**WHAT TO PRODUCE**
Print the entries verbatim, leaving out the images they contain.

**RECORDS SHOWN**

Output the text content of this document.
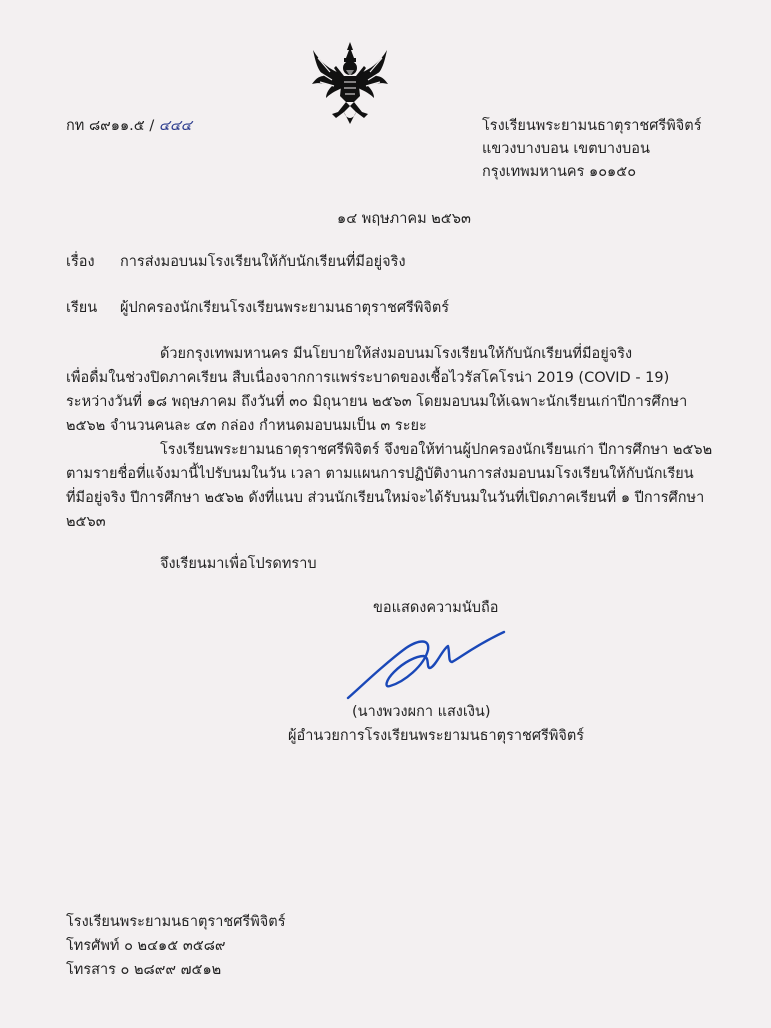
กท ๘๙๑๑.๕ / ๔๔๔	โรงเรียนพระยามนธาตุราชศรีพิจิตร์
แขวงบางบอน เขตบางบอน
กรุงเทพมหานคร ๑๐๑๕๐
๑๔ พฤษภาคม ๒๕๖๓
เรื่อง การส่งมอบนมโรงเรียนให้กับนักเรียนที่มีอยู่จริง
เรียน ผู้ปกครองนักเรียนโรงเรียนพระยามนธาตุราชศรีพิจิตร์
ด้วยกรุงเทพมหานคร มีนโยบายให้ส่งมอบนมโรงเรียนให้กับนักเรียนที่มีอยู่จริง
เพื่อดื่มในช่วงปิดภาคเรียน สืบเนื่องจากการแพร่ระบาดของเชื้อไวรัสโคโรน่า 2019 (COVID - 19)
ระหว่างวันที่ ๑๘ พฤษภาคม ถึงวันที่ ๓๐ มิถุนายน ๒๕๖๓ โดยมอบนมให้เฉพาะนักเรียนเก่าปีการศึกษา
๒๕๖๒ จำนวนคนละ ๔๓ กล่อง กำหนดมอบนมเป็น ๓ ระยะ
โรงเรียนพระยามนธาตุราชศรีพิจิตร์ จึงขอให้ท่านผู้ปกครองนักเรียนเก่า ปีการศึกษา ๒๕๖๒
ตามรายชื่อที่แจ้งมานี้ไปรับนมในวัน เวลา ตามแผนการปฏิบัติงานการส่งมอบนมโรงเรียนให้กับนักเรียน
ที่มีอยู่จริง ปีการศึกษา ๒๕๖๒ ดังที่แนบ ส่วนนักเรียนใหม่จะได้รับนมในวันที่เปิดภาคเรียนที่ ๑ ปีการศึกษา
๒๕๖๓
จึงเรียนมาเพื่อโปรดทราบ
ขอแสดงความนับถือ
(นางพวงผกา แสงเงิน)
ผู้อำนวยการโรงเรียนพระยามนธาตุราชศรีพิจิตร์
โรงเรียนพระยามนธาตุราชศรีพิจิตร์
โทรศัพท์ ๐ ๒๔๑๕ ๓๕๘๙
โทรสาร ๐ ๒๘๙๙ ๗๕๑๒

**RESPONSE**
Output the text content of this document.
กท ๘๙๑๑.๕ / ๔๔๔	โรงเรียนพระยามนธาตุราชศรีพิจิตร์
แขวงบางบอน เขตบางบอน
กรุงเทพมหานคร ๑๐๑๕๐
๑๔ พฤษภาคม ๒๕๖๓
เรื่อง การส่งมอบนมโรงเรียนให้กับนักเรียนที่มีอยู่จริง
เรียน ผู้ปกครองนักเรียนโรงเรียนพระยามนธาตุราชศรีพิจิตร์
ด้วยกรุงเทพมหานคร มีนโยบายให้ส่งมอบนมโรงเรียนให้กับนักเรียนที่มีอยู่จริง
เพื่อดื่มในช่วงปิดภาคเรียน สืบเนื่องจากการแพร่ระบาดของเชื้อไวรัสโคโรน่า 2019 (COVID - 19)
ระหว่างวันที่ ๑๘ พฤษภาคม ถึงวันที่ ๓๐ มิถุนายน ๒๕๖๓ โดยมอบนมให้เฉพาะนักเรียนเก่าปีการศึกษา
๒๕๖๒ จำนวนคนละ ๔๓ กล่อง กำหนดมอบนมเป็น ๓ ระยะ
โรงเรียนพระยามนธาตุราชศรีพิจิตร์ จึงขอให้ท่านผู้ปกครองนักเรียนเก่า ปีการศึกษา ๒๕๖๒
ตามรายชื่อที่แจ้งมานี้ไปรับนมในวัน เวลา ตามแผนการปฏิบัติงานการส่งมอบนมโรงเรียนให้กับนักเรียน
ที่มีอยู่จริง ปีการศึกษา ๒๕๖๒ ดังที่แนบ ส่วนนักเรียนใหม่จะได้รับนมในวันที่เปิดภาคเรียนที่ ๑ ปีการศึกษา
๒๕๖๓
จึงเรียนมาเพื่อโปรดทราบ
ขอแสดงความนับถือ
(นางพวงผกา แสงเงิน)
ผู้อำนวยการโรงเรียนพระยามนธาตุราชศรีพิจิตร์
โรงเรียนพระยามนธาตุราชศรีพิจิตร์
โทรศัพท์ ๐ ๒๔๑๕ ๓๕๘๙
โทรสาร ๐ ๒๘๙๙ ๗๕๑๒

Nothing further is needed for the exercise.